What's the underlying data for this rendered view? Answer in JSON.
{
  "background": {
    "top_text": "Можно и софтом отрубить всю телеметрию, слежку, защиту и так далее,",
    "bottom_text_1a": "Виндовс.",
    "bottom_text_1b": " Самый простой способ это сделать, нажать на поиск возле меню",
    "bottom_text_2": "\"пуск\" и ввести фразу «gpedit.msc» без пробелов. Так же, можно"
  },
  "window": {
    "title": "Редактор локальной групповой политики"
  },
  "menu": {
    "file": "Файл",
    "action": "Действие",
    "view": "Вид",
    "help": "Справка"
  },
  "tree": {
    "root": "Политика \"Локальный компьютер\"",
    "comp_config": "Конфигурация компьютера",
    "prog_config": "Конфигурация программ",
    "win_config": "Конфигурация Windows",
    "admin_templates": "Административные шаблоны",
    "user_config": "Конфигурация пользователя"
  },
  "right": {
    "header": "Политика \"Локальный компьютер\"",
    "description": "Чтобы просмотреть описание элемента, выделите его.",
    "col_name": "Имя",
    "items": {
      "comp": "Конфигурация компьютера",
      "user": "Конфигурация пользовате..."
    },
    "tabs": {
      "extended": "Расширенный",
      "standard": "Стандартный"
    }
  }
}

++++++++++++++++++++

** Written exercise **
Each line that contains the string "view" counts once; say how many there are and nothing else.

** Answer for the task **
2